For example, while the mountain gorilla population in Virunga National Park emerged largely unscathed from a decade-plus of war, at least nine gorillas have been killed in 2007 alone. The killings are linked to as-yet-unidentified armed groups operating in the area.
The Swamps in the Quagmire
While armed groups and local residents often take advantage of the chaos and anarchy surrounding wartime to exploit natural resources, the opposite recently occurred in Iraq, as communities in the south of the country responded to the fall of Saddam Hussein’s regime in 2003 by beginning to restore one of the world’s great wetland ecosystems.
Located at the confluence of the Tigris and Euphrates rivers, the Mesopotamian marshes once stretched over 20,000 square kilometers of interconnected shallow and deep-water lakes, mudflats, reed marshes, seasonal lagoons, and salt-tolerant scrub.
Believed by many to be the site of the Garden of Eden, the largest wetland ecosystem in the Middle East was home to the 5,000-year-old Marsh Arab culture, formed a crucial stop for many millions of migratory birds traveling between Siberia and Africa, and provided nursery grounds for economically important Persian Gulf fish and shrimp, as well as other marine and freshwater species.
“The Mesopotamian wetlands are probably one of the most crucial areas in the region in terms of biodiversity,” says Peter Zahler, Wildlife Conservation Society Asia Program assistant director.
It is an ecosystem that has been shaped and reshaped by conflict repeatedly in recent decades. The Iran-Iraq border runs through the marshes, which were a main theater of the 1980s war between those two countries. Both sides used the waters strategically-building dikes, draining some areas to facilitate their own troop movements, and flooding others to stop the enemy.
But the real disaster for the marshes struck in the early 1990s, when Saddam Hussein’s regime drained them in response to a Shia uprising that had spread through southern Iraq after the Gulf War. By the year 2000, a series of dikes and channels had reduced the marshes to less than 10 percent of their original extent, transforming the landscape into a parched desert covered by salt crusts over a meter deep in some areas.

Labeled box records

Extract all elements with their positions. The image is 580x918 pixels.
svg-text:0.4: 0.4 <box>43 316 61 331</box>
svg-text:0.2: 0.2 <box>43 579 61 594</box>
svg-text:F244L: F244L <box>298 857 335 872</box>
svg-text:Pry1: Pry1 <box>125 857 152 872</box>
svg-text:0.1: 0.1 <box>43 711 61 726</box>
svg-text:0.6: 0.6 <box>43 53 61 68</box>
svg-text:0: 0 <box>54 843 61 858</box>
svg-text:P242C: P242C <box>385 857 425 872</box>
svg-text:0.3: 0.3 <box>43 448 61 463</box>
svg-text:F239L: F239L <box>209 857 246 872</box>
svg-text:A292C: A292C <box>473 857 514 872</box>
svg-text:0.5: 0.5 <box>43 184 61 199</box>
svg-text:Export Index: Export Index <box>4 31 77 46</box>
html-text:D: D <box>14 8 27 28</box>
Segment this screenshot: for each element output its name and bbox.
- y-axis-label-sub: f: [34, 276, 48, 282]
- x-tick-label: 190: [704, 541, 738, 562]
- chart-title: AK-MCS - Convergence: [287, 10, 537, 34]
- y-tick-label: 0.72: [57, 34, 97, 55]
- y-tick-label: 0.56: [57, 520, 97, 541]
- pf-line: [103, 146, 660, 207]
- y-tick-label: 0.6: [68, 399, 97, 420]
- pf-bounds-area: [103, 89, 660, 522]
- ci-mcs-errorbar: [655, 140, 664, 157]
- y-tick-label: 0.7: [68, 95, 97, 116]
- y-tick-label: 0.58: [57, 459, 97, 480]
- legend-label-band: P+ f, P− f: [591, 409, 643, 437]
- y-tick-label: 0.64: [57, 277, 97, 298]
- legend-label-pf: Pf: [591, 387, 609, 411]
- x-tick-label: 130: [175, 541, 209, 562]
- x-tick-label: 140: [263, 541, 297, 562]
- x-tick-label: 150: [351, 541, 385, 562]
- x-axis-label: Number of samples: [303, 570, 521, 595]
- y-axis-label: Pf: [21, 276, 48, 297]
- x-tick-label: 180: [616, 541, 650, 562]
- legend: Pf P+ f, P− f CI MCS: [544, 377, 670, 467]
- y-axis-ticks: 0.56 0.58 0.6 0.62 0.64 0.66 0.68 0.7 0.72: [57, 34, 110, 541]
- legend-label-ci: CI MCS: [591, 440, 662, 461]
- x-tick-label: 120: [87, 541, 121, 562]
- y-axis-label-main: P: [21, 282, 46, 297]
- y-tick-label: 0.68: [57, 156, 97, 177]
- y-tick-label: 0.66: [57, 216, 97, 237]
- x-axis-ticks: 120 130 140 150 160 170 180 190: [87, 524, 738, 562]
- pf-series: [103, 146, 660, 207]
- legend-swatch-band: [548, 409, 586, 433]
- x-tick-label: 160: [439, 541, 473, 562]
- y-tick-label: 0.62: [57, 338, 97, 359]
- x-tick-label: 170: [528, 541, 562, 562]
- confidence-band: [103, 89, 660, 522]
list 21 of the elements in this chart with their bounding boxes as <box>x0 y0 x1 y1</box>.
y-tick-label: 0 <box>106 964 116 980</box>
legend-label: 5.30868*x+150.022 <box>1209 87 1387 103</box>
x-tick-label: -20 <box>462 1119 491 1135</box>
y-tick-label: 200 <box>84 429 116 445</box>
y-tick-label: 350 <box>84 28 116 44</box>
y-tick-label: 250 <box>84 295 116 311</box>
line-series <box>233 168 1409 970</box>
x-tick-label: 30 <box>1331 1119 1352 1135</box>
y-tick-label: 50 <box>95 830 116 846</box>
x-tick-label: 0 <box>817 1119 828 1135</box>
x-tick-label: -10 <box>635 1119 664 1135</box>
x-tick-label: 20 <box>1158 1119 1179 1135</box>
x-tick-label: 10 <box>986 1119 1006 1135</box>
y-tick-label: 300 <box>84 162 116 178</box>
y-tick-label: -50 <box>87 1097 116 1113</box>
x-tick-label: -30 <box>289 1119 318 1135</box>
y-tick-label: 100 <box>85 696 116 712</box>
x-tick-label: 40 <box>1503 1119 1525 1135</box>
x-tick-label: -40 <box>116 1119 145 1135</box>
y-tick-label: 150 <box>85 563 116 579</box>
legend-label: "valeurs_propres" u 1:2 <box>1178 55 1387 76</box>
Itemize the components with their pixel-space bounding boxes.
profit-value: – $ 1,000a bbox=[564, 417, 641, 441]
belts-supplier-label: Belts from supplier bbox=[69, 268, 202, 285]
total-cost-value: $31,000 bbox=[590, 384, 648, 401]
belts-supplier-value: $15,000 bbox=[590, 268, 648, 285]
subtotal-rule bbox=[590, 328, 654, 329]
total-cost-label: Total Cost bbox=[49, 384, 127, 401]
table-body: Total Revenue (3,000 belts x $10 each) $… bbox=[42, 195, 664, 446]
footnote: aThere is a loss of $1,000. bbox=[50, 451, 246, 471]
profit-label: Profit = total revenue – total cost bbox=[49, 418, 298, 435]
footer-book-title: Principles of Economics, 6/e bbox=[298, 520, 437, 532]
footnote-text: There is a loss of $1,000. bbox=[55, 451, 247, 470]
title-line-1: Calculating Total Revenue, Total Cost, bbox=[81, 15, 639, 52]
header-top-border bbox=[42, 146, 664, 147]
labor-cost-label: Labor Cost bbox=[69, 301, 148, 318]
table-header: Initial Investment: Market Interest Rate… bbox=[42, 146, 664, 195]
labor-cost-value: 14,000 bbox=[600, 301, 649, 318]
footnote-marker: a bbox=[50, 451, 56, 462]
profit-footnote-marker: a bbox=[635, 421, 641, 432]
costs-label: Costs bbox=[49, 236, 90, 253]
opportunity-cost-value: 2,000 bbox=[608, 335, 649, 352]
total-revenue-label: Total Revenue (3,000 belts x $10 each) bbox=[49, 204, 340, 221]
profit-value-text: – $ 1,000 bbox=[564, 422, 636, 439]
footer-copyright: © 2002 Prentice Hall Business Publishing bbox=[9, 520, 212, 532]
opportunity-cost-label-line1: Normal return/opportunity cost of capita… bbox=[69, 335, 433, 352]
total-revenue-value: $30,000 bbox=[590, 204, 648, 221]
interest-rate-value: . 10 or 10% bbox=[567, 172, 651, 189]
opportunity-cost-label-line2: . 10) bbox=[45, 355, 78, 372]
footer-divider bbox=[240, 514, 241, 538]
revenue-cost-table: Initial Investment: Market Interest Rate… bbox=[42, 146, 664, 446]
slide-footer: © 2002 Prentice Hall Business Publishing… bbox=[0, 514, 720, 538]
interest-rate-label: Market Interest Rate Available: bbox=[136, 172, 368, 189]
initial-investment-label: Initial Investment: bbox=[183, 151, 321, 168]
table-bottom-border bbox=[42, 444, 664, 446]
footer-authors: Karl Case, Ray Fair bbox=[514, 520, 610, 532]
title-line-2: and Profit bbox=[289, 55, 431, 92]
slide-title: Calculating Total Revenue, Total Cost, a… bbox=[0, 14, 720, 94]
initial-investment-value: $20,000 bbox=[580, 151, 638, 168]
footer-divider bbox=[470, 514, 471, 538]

→ WORK REQUIRED:
Can you reproduce the passage on war and nature from "It is an ecosystem" to "stop the enemy." word for word?

→ RESULT OF THIS TASK:
It is an ecosystem that has been shaped and reshaped by conflict repeatedly in recent decades. The Iran-Iraq border runs through the marshes, which were a main theater of the 1980s war between those two countries. Both sides used the waters strategically-building dikes, draining some areas to facilitate their own troop movements, and flooding others to stop the enemy.